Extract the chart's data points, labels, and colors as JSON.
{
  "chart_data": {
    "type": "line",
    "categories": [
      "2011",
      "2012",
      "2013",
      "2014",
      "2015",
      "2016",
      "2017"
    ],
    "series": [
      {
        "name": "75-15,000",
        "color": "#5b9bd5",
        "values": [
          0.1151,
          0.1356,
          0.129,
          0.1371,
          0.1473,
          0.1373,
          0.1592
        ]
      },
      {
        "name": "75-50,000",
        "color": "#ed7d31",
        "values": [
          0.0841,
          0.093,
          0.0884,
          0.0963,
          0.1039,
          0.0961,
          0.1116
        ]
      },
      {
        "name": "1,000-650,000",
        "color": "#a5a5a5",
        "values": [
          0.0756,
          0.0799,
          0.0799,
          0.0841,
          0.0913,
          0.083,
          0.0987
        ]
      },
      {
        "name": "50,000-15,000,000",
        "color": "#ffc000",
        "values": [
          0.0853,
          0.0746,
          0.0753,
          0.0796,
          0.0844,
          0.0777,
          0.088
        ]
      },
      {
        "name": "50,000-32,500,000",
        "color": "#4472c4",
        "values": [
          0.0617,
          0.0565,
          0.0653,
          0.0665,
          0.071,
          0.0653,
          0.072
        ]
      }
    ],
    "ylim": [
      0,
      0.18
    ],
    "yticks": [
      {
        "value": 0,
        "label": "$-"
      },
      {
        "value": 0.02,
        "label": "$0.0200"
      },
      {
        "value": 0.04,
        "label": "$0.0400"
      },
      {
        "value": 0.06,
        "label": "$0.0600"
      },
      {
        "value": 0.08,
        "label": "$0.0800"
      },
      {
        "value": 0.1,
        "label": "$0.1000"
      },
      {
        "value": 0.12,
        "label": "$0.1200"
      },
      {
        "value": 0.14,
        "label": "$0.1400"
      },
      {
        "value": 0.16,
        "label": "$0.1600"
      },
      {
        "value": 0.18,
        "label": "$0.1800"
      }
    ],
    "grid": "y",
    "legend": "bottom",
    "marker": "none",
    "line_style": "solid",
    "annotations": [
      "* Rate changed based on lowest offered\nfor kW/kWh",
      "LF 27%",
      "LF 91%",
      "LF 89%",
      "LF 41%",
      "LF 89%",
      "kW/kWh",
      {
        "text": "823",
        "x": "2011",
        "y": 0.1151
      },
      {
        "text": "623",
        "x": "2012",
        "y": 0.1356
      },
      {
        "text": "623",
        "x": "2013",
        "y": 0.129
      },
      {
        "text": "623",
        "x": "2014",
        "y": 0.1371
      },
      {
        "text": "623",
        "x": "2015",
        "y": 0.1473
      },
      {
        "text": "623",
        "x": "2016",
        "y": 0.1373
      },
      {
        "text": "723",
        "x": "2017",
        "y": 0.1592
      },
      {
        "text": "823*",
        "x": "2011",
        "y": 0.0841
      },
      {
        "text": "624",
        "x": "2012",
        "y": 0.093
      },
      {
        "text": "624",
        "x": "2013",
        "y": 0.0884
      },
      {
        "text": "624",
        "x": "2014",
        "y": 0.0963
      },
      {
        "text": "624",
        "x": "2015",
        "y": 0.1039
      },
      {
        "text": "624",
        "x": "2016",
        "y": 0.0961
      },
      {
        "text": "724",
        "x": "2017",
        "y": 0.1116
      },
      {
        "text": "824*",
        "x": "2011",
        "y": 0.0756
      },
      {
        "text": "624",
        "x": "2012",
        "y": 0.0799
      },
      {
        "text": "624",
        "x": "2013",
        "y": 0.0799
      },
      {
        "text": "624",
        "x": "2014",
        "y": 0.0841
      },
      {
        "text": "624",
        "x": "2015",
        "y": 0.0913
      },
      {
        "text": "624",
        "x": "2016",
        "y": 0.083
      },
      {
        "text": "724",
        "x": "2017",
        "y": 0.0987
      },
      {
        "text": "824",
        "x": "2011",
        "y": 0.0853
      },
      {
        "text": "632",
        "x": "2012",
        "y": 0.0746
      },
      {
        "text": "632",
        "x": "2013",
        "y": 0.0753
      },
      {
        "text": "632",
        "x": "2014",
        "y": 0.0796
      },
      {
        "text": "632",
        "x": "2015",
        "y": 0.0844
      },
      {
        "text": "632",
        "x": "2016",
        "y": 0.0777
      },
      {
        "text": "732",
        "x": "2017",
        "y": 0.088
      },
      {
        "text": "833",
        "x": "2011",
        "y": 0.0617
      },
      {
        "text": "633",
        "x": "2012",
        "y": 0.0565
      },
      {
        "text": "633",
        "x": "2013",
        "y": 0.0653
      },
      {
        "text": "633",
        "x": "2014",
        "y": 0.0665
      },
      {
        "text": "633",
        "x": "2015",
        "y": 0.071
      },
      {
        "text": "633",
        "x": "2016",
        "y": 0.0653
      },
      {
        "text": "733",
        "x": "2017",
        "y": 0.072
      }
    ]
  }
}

══════════

GIVEN TASK:
All of the data needs to be printed once more, exactly.

ANSWER IN FULL:
Extract the chart's data points, labels, and colors as JSON.
{
  "chart_data": {
    "type": "line",
    "categories": [
      "2011",
      "2012",
      "2013",
      "2014",
      "2015",
      "2016",
      "2017"
    ],
    "series": [
      {
        "name": "75-15,000",
        "color": "#5b9bd5",
        "values": [
          0.1151,
          0.1356,
          0.129,
          0.1371,
          0.1473,
          0.1373,
          0.1592
        ]
      },
      {
        "name": "75-50,000",
        "color": "#ed7d31",
        "values": [
          0.0841,
          0.093,
          0.0884,
          0.0963,
          0.1039,
          0.0961,
          0.1116
        ]
      },
      {
        "name": "1,000-650,000",
        "color": "#a5a5a5",
        "values": [
          0.0756,
          0.0799,
          0.0799,
          0.0841,
          0.0913,
          0.083,
          0.0987
        ]
      },
      {
        "name": "50,000-15,000,000",
        "color": "#ffc000",
        "values": [
          0.0853,
          0.0746,
          0.0753,
          0.0796,
          0.0844,
          0.0777,
          0.088
        ]
      },
      {
        "name": "50,000-32,500,000",
        "color": "#4472c4",
        "values": [
          0.0617,
          0.0565,
          0.0653,
          0.0665,
          0.071,
          0.0653,
          0.072
        ]
      }
    ],
    "ylim": [
      0,
      0.18
    ],
    "yticks": [
      {
        "value": 0,
        "label": "$-"
      },
      {
        "value": 0.02,
        "label": "$0.0200"
      },
      {
        "value": 0.04,
        "label": "$0.0400"
      },
      {
        "value": 0.06,
        "label": "$0.0600"
      },
      {
        "value": 0.08,
        "label": "$0.0800"
      },
      {
        "value": 0.1,
        "label": "$0.1000"
      },
      {
        "value": 0.12,
        "label": "$0.1200"
      },
      {
        "value": 0.14,
        "label": "$0.1400"
      },
      {
        "value": 0.16,
        "label": "$0.1600"
      },
      {
        "value": 0.18,
        "label": "$0.1800"
      }
    ],
    "grid": "y",
    "legend": "bottom",
    "marker": "none",
    "line_style": "solid",
    "annotations": [
      "* Rate changed based on lowest offered\nfor kW/kWh",
      "LF 27%",
      "LF 91%",
      "LF 89%",
      "LF 41%",
      "LF 89%",
      "kW/kWh",
      {
        "text": "823",
        "x": "2011",
        "y": 0.1151
      },
      {
        "text": "623",
        "x": "2012",
        "y": 0.1356
      },
      {
        "text": "623",
        "x": "2013",
        "y": 0.129
      },
      {
        "text": "623",
        "x": "2014",
        "y": 0.1371
      },
      {
        "text": "623",
        "x": "2015",
        "y": 0.1473
      },
      {
        "text": "623",
        "x": "2016",
        "y": 0.1373
      },
      {
        "text": "723",
        "x": "2017",
        "y": 0.1592
      },
      {
        "text": "823*",
        "x": "2011",
        "y": 0.0841
      },
      {
        "text": "624",
        "x": "2012",
        "y": 0.093
      },
      {
        "text": "624",
        "x": "2013",
        "y": 0.0884
      },
      {
        "text": "624",
        "x": "2014",
        "y": 0.0963
      },
      {
        "text": "624",
        "x": "2015",
        "y": 0.1039
      },
      {
        "text": "624",
        "x": "2016",
        "y": 0.0961
      },
      {
        "text": "724",
        "x": "2017",
        "y": 0.1116
      },
      {
        "text": "824*",
        "x": "2011",
        "y": 0.0756
      },
      {
        "text": "624",
        "x": "2012",
        "y": 0.0799
      },
      {
        "text": "624",
        "x": "2013",
        "y": 0.0799
      },
      {
        "text": "624",
        "x": "2014",
        "y": 0.0841
      },
      {
        "text": "624",
        "x": "2015",
        "y": 0.0913
      },
      {
        "text": "624",
        "x": "2016",
        "y": 0.083
      },
      {
        "text": "724",
        "x": "2017",
        "y": 0.0987
      },
      {
        "text": "824",
        "x": "2011",
        "y": 0.0853
      },
      {
        "text": "632",
        "x": "2012",
        "y": 0.0746
      },
      {
        "text": "632",
        "x": "2013",
        "y": 0.0753
      },
      {
        "text": "632",
        "x": "2014",
        "y": 0.0796
      },
      {
        "text": "632",
        "x": "2015",
        "y": 0.0844
      },
      {
        "text": "632",
        "x": "2016",
        "y": 0.0777
      },
      {
        "text": "732",
        "x": "2017",
        "y": 0.088
      },
      {
        "text": "833",
        "x": "2011",
        "y": 0.0617
      },
      {
        "text": "633",
        "x": "2012",
        "y": 0.0565
      },
      {
        "text": "633",
        "x": "2013",
        "y": 0.0653
      },
      {
        "text": "633",
        "x": "2014",
        "y": 0.0665
      },
      {
        "text": "633",
        "x": "2015",
        "y": 0.071
      },
      {
        "text": "633",
        "x": "2016",
        "y": 0.0653
      },
      {
        "text": "733",
        "x": "2017",
        "y": 0.072
      }
    ]
  }
}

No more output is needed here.